++++ Record list ++++

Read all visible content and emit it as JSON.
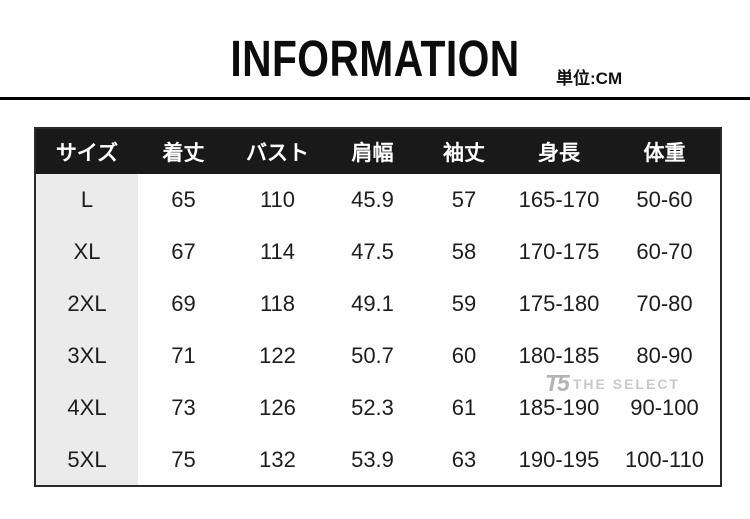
{
  "header": {
    "title": "INFORMATION",
    "unit_label": "単位:CM"
  },
  "size_table": {
    "columns": [
      "サイズ",
      "着丈",
      "バスト",
      "肩幅",
      "袖丈",
      "身長",
      "体重"
    ],
    "rows": [
      [
        "L",
        "65",
        "110",
        "45.9",
        "57",
        "165-170",
        "50-60"
      ],
      [
        "XL",
        "67",
        "114",
        "47.5",
        "58",
        "170-175",
        "60-70"
      ],
      [
        "2XL",
        "69",
        "118",
        "49.1",
        "59",
        "175-180",
        "70-80"
      ],
      [
        "3XL",
        "71",
        "122",
        "50.7",
        "60",
        "180-185",
        "80-90"
      ],
      [
        "4XL",
        "73",
        "126",
        "52.3",
        "61",
        "185-190",
        "90-100"
      ],
      [
        "5XL",
        "75",
        "132",
        "53.9",
        "63",
        "190-195",
        "100-110"
      ]
    ]
  },
  "watermark": {
    "logo_text": "T5",
    "brand": "THE SELECT"
  },
  "colors": {
    "header_bg": "#191919",
    "header_text": "#ffffff",
    "size_column_bg": "#ebebeb",
    "table_border": "#2a2a2a",
    "divider_rule": "#000000",
    "watermark_gray": "#c9c9c9"
  }
}
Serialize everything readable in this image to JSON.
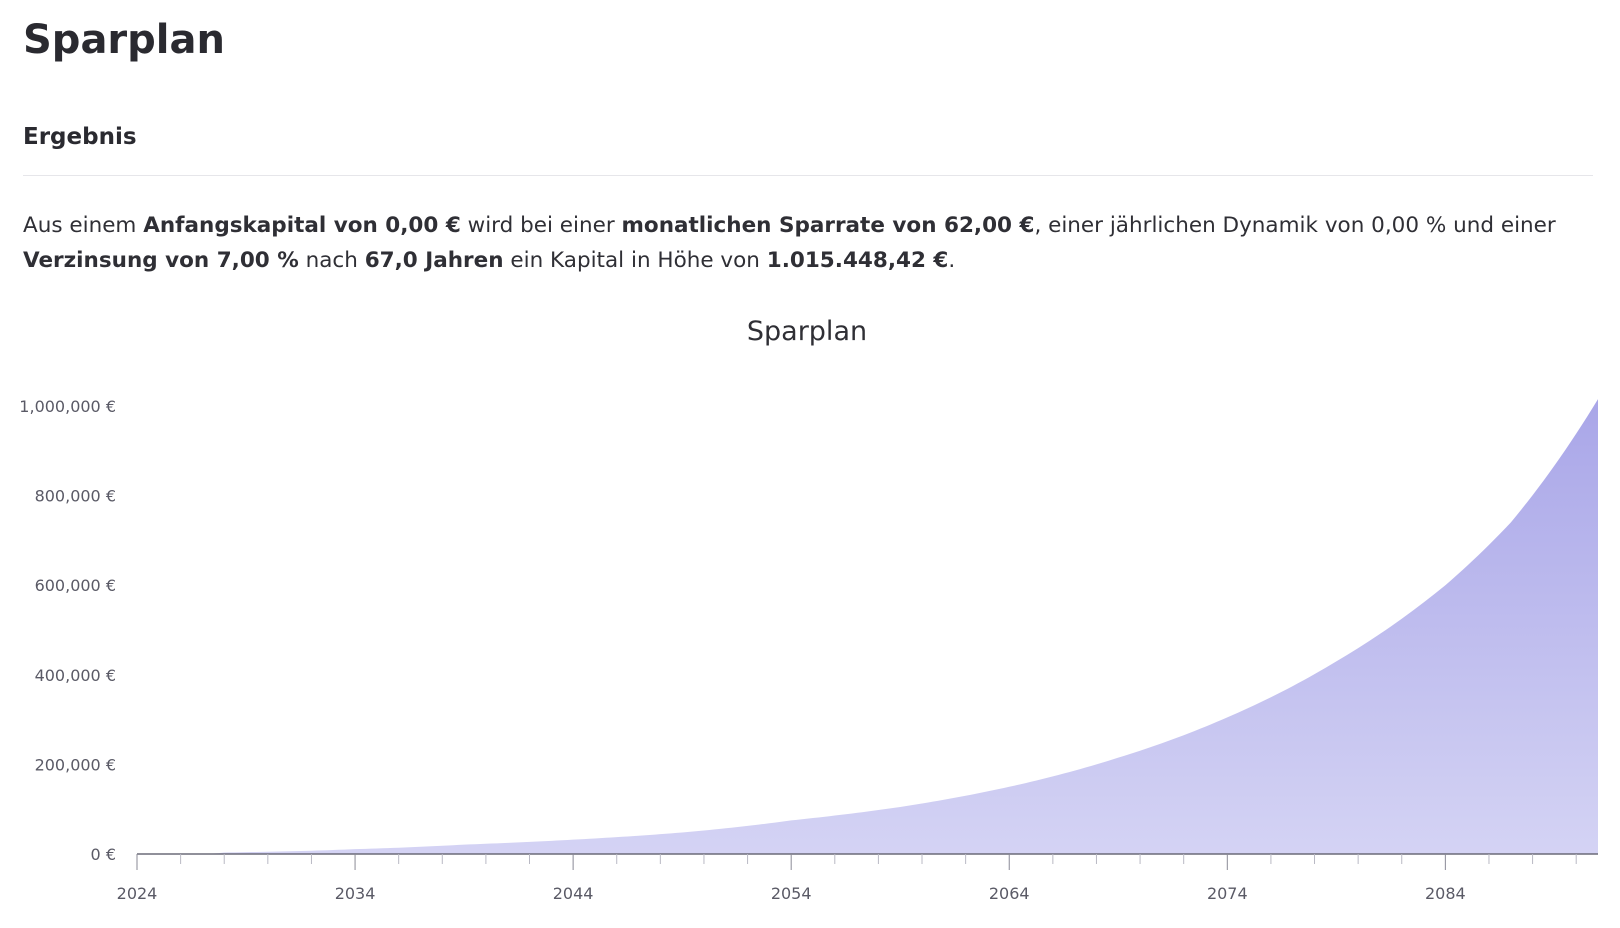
{
  "header": {
    "title": "Sparplan",
    "section_title": "Ergebnis"
  },
  "result": {
    "p1": "Aus einem ",
    "b1": "Anfangskapital von 0,00 €",
    "p2": " wird bei einer ",
    "b2": "monatlichen Sparrate von 62,00 €",
    "p3": ", einer jährlichen Dynamik von 0,00 % und einer ",
    "b3": "Verzinsung von 7,00 %",
    "p4": " nach ",
    "b4": "67,0 Jahren",
    "p5": " ein Kapital in Höhe von ",
    "b5": "1.015.448,42 €",
    "p6": "."
  },
  "colors": {
    "area_top": "#a9a6e8",
    "area_bottom": "#d4d3f4",
    "axis": "#6b6b78",
    "text": "#2f2f35"
  },
  "chart_data": {
    "type": "area",
    "title": "Sparplan",
    "xlabel": "",
    "ylabel": "",
    "xlim": [
      2024,
      2091
    ],
    "ylim": [
      0,
      1000000
    ],
    "x_ticks": [
      2024,
      2034,
      2044,
      2054,
      2064,
      2074,
      2084
    ],
    "x_tick_labels": [
      "2024",
      "2034",
      "2044",
      "2054",
      "2064",
      "2074",
      "2084"
    ],
    "y_ticks": [
      0,
      200000,
      400000,
      600000,
      800000,
      1000000
    ],
    "y_tick_labels": [
      "0 €",
      "200,000 €",
      "400,000 €",
      "600,000 €",
      "800,000 €",
      "1,000,000 €"
    ],
    "grid": false,
    "legend": "none",
    "series": [
      {
        "x": [
          2024,
          2028,
          2034,
          2039,
          2044,
          2049,
          2054,
          2059,
          2064,
          2069,
          2074,
          2079,
          2084,
          2087,
          2091
        ],
        "values": [
          0,
          3400,
          10800,
          21000,
          32000,
          48000,
          75000,
          105000,
          150000,
          215000,
          305000,
          430000,
          600000,
          740000,
          1015448
        ]
      }
    ]
  }
}
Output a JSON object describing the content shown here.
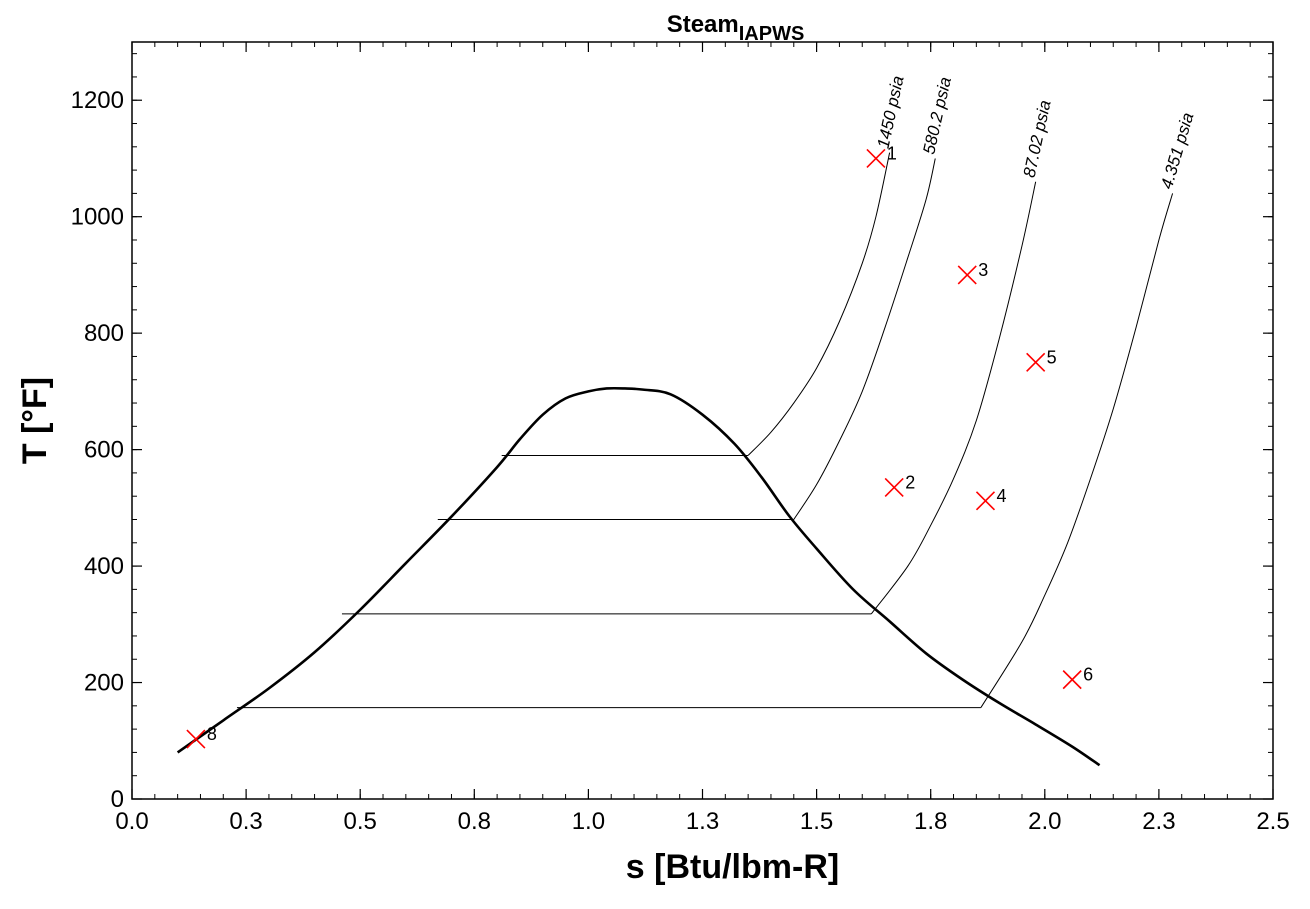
{
  "chart_data": {
    "type": "line",
    "title": "Steam",
    "title_subscript": "IAPWS",
    "xlabel": "s [Btu/lbm-R]",
    "ylabel": "T [°F]",
    "xlim": [
      0,
      2.5
    ],
    "ylim": [
      0,
      1300
    ],
    "x_ticks": [
      0,
      0.25,
      0.5,
      0.75,
      1.0,
      1.25,
      1.5,
      1.75,
      2.0,
      2.25,
      2.5
    ],
    "x_tick_labels": [
      "0.0",
      "0.3",
      "0.5",
      "0.8",
      "1.0",
      "1.3",
      "1.5",
      "1.8",
      "2.0",
      "2.3",
      "2.5"
    ],
    "y_ticks": [
      0,
      200,
      400,
      600,
      800,
      1000,
      1200
    ],
    "y_tick_labels": [
      "0",
      "200",
      "400",
      "600",
      "800",
      "1000",
      "1200"
    ],
    "grid": false,
    "series": [
      {
        "role": "saturation-dome",
        "x": [
          0.1,
          0.2,
          0.3,
          0.4,
          0.5,
          0.6,
          0.7,
          0.8,
          0.85,
          0.9,
          0.95,
          1.0,
          1.04,
          1.08,
          1.12,
          1.18,
          1.25,
          1.32,
          1.38,
          1.44,
          1.5,
          1.58,
          1.66,
          1.74,
          1.82,
          1.9,
          1.98,
          2.06,
          2.12
        ],
        "y": [
          80,
          135,
          190,
          252,
          325,
          405,
          485,
          570,
          618,
          660,
          688,
          700,
          705,
          705,
          703,
          695,
          660,
          610,
          552,
          486,
          430,
          360,
          305,
          250,
          205,
          165,
          128,
          90,
          58
        ]
      },
      {
        "name": "1450 psia",
        "x": [
          0.81,
          1.35,
          1.4,
          1.45,
          1.5,
          1.55,
          1.6,
          1.63,
          1.66
        ],
        "y": [
          590,
          590,
          630,
          680,
          740,
          820,
          920,
          1000,
          1110
        ]
      },
      {
        "name": "580.2 psia",
        "x": [
          0.67,
          1.45,
          1.5,
          1.55,
          1.6,
          1.65,
          1.7,
          1.74,
          1.76
        ],
        "y": [
          480,
          480,
          540,
          615,
          700,
          810,
          930,
          1030,
          1100
        ]
      },
      {
        "name": "87.02 psia",
        "x": [
          0.46,
          1.62,
          1.7,
          1.75,
          1.8,
          1.85,
          1.9,
          1.95,
          1.98
        ],
        "y": [
          318,
          318,
          400,
          470,
          550,
          650,
          790,
          950,
          1060
        ]
      },
      {
        "name": "4.351 psia",
        "x": [
          0.23,
          1.86,
          1.95,
          2.0,
          2.05,
          2.1,
          2.15,
          2.2,
          2.25,
          2.28
        ],
        "y": [
          157,
          157,
          270,
          350,
          440,
          550,
          670,
          810,
          960,
          1040
        ]
      }
    ],
    "state_points": [
      {
        "label": "1",
        "s": 1.63,
        "T": 1100
      },
      {
        "label": "2",
        "s": 1.67,
        "T": 535
      },
      {
        "label": "3",
        "s": 1.83,
        "T": 900
      },
      {
        "label": "4",
        "s": 1.87,
        "T": 512
      },
      {
        "label": "5",
        "s": 1.98,
        "T": 750
      },
      {
        "label": "6",
        "s": 2.06,
        "T": 205
      },
      {
        "label": "8",
        "s": 0.14,
        "T": 103
      }
    ],
    "colors": {
      "state_marker": "#ff0000",
      "lines": "#000000"
    }
  }
}
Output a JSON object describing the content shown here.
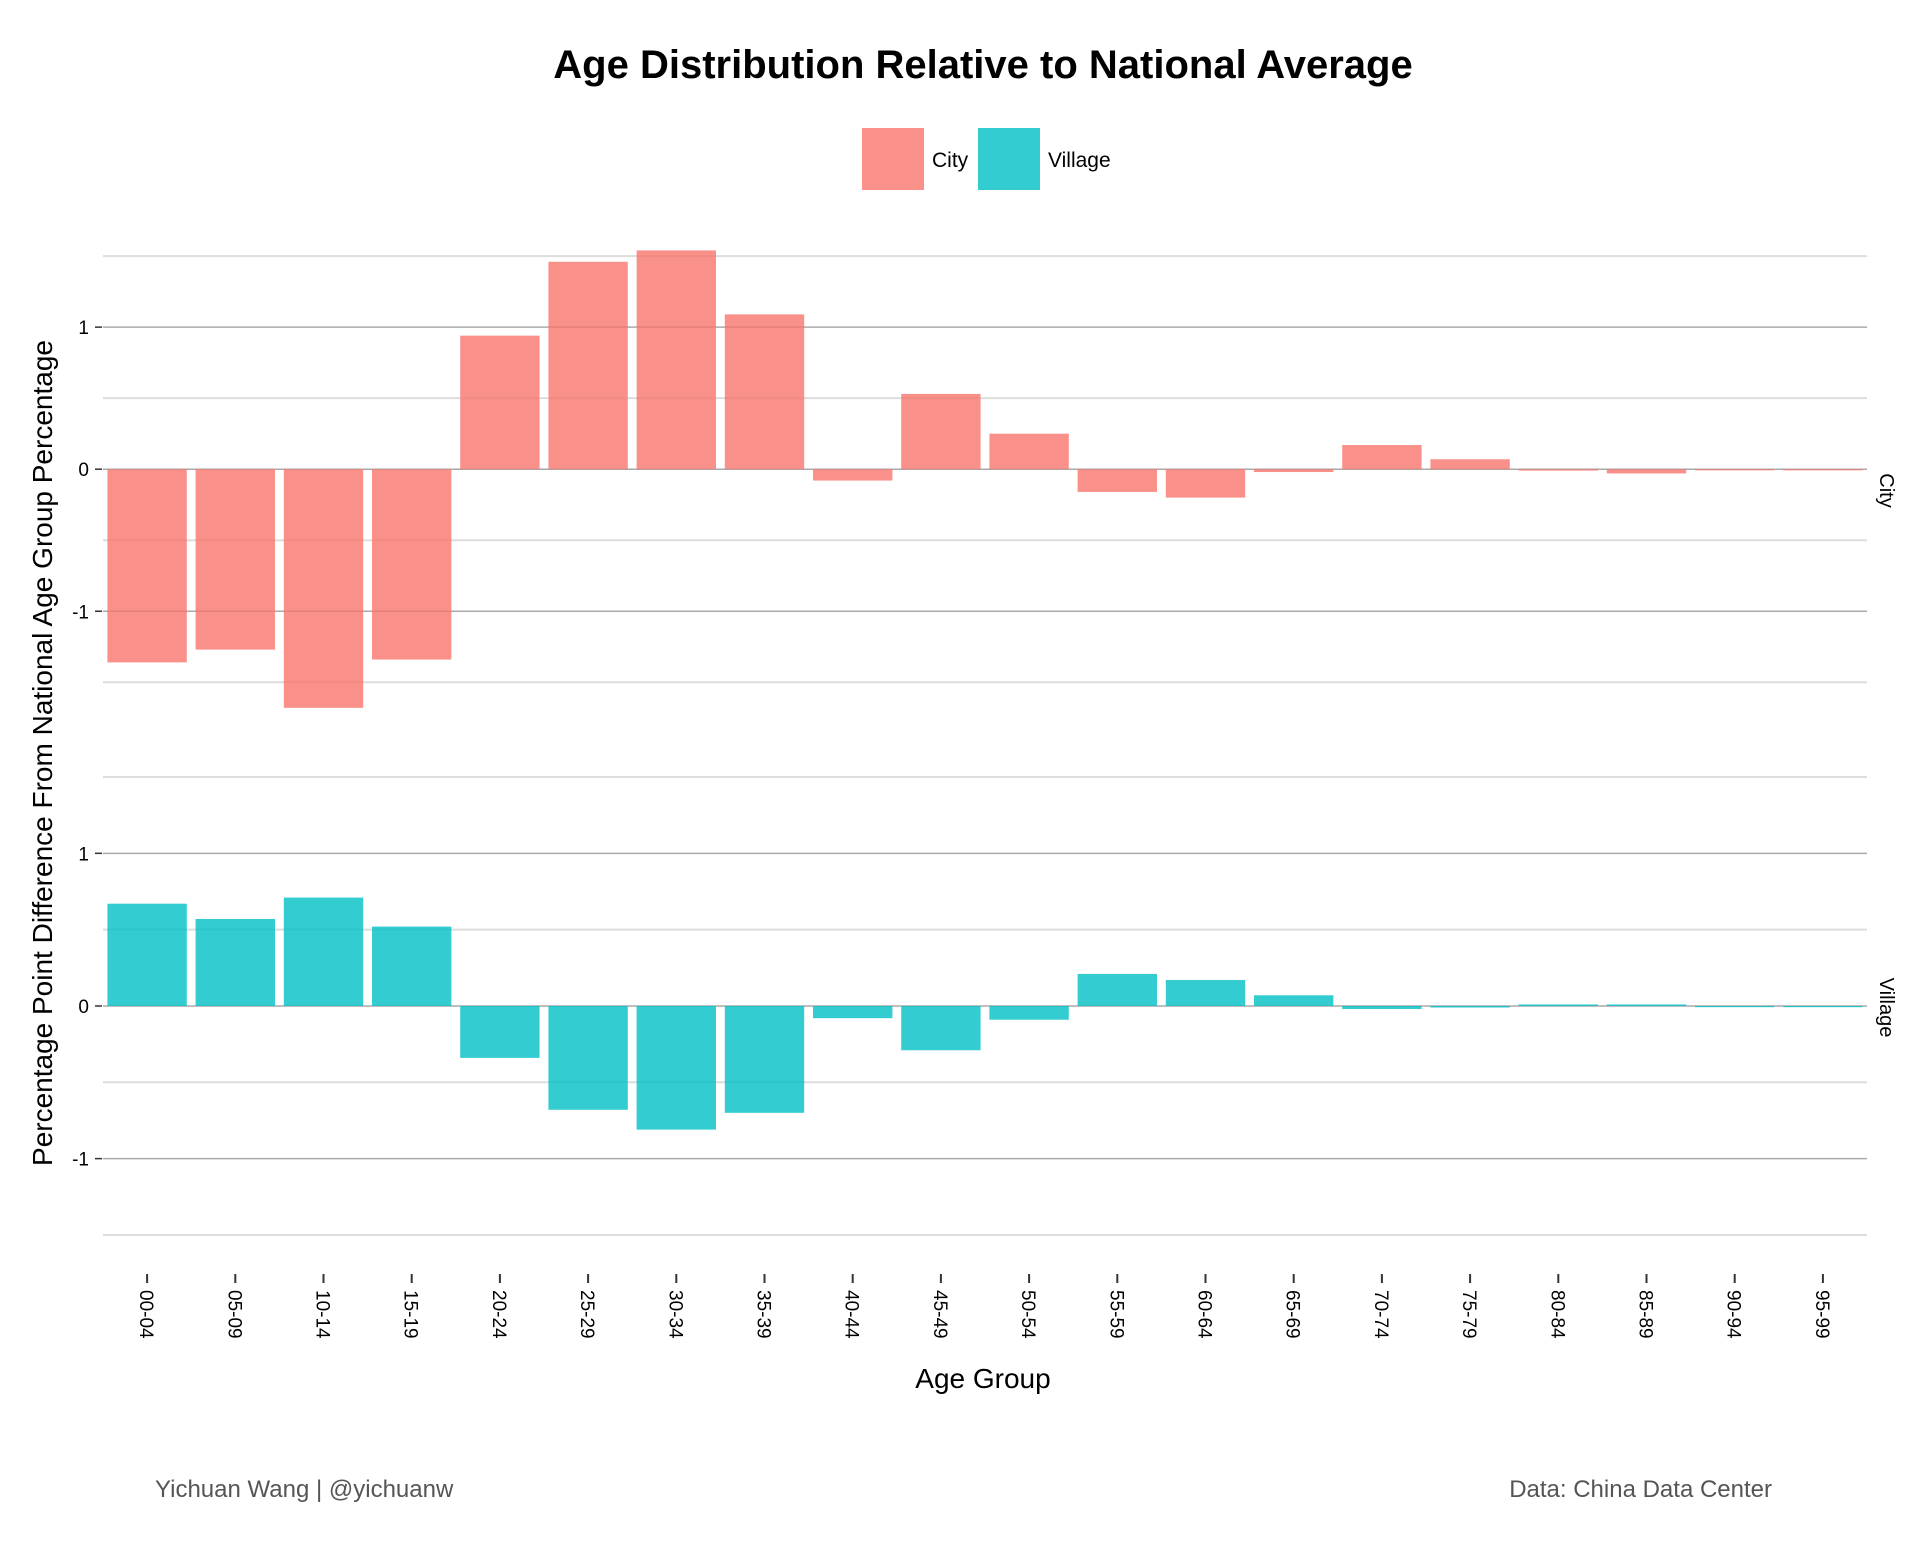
{
  "chart_data": {
    "type": "bar",
    "title": "Age Distribution Relative to National Average",
    "xlabel": "Age Group",
    "ylabel": "Percentage Point Difference From National Age Group Percentage",
    "legend": {
      "position": "top",
      "entries": [
        "City",
        "Village"
      ]
    },
    "colors": {
      "City": "#F8766D",
      "Village": "#00BFC4"
    },
    "grid": true,
    "categories": [
      "00-04",
      "05-09",
      "10-14",
      "15-19",
      "20-24",
      "25-29",
      "30-34",
      "35-39",
      "40-44",
      "45-49",
      "50-54",
      "55-59",
      "60-64",
      "65-69",
      "70-74",
      "75-79",
      "80-84",
      "85-89",
      "90-94",
      "95-99"
    ],
    "panels": [
      {
        "strip": "City",
        "ylim": [
          -1.85,
          1.55
        ],
        "yticks": [
          -1,
          0,
          1
        ],
        "ytick_labels": [
          "-1",
          "0",
          "1"
        ],
        "values": [
          -1.36,
          -1.27,
          -1.68,
          -1.34,
          0.94,
          1.46,
          1.54,
          1.09,
          -0.08,
          0.53,
          0.25,
          -0.16,
          -0.2,
          -0.02,
          0.17,
          0.07,
          -0.01,
          -0.03,
          0.0,
          0.0
        ]
      },
      {
        "strip": "Village",
        "ylim": [
          -1.52,
          1.5
        ],
        "yticks": [
          -1,
          0,
          1
        ],
        "ytick_labels": [
          "-1",
          "0",
          "1"
        ],
        "values": [
          0.67,
          0.57,
          0.71,
          0.52,
          -0.34,
          -0.68,
          -0.81,
          -0.7,
          -0.08,
          -0.29,
          -0.09,
          0.21,
          0.17,
          0.07,
          -0.02,
          -0.01,
          0.01,
          0.01,
          0.0,
          0.0
        ]
      }
    ]
  },
  "credits": {
    "left": "Yichuan Wang | @yichuanw",
    "right": "Data: China Data Center"
  }
}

++++

**Problem requirements**.
Scan the listing above for the word "ylabel" and copy every line that holds it.

**Solution for this problem**.
    "ylabel": "",
    "ylabel": "T [°F]",
    "ylabel": "Percentage Point Difference From National Age Group Percentage",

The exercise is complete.